La grandezza di Mattioli è in qualcosa di un po’ meno evidente, ovvio o facile da spiegare. Il cuore dei suoi lavori – sia quelli fatti per far ridere, sia quelli da prestigiatore del fumetto che punta(va)no a un effetto wow, fino a quelli che, più intellettualmente, stimolano a ripensare immagini e simboli – è tutto nell’arte del paradosso.

Da Gatto Gattivo a Lo zoo pazzo, da Pinky a M le Magicien, da Squeak the Mouse a Joe Galaxy, da Superwest a Bam-Boom, è quasi impossibile trovare tavole non imbevute di assurdità, sia narrative che visive, spesso orientate all’umorismo ma altrettanto spesso più interessate allo spiazzamento che alla sola risata.

:: Materiale ::
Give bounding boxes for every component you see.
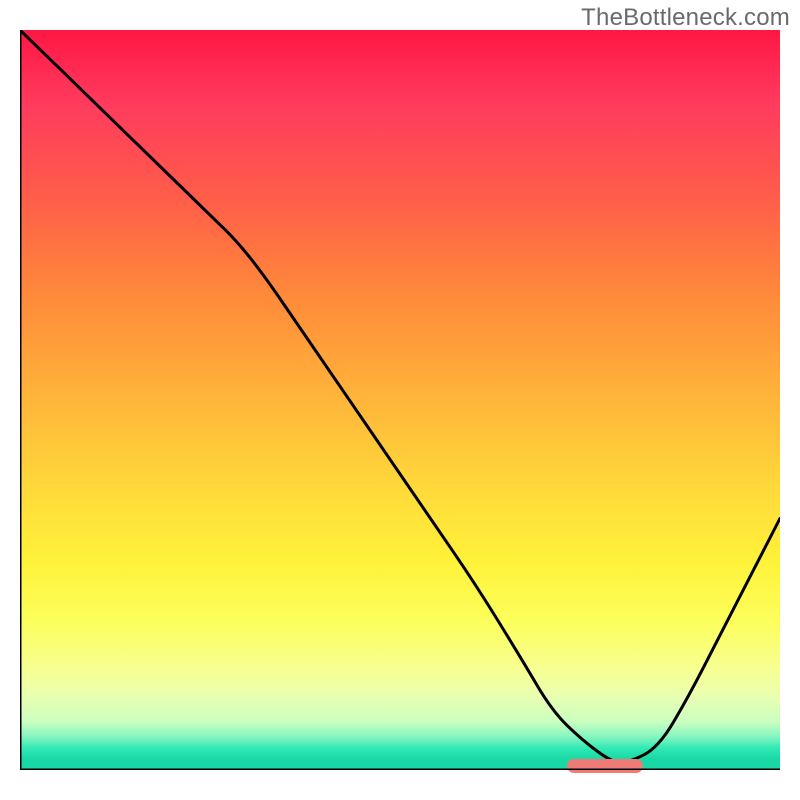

:: Le consegne ::
#1 Rispondi alle seguenti domande sull'articolo su Mattioli.
(a) In quale arte si trova il cuore dei lavori di Mattioli?
(b) Quale titolo è accostato a Gatto Gattivo nell'elenco delle opere?
(c) Di che natura sono le assurdità di cui sono imbevute le tavole?
#2 Riscrivi il passo dell'articolo su Mattioli che comincia con "La grandezza di" e termina con "alla sola risata.", sostituendo "effetto wow" con "effetto sorpresa".
I dati qui riportati non servono a nulla in questo lavoro.

:: Risposte alle consegne ::
#1
(a) Nell'arte del paradosso.
(b) Lo zoo pazzo.
(c) Sono sia narrative che visive.

#2
La grandezza di Mattioli è in qualcosa di un po’ meno evidente, ovvio o facile da spiegare. Il cuore dei suoi lavori – sia quelli fatti per far ridere, sia quelli da prestigiatore del fumetto che punta(va)no a un effetto sorpresa, fino a quelli che, più intellettualmente, stimolano a ripensare immagini e simboli – è tutto nell’arte del paradosso.

Da Gatto Gattivo a Lo zoo pazzo, da Pinky a M le Magicien, da Squeak the Mouse a Joe Galaxy, da Superwest a Bam-Boom, è quasi impossibile trovare tavole non imbevute di assurdità, sia narrative che visive, spesso orientate all’umorismo ma altrettanto spesso più interessate allo spiazzamento che alla sola risata.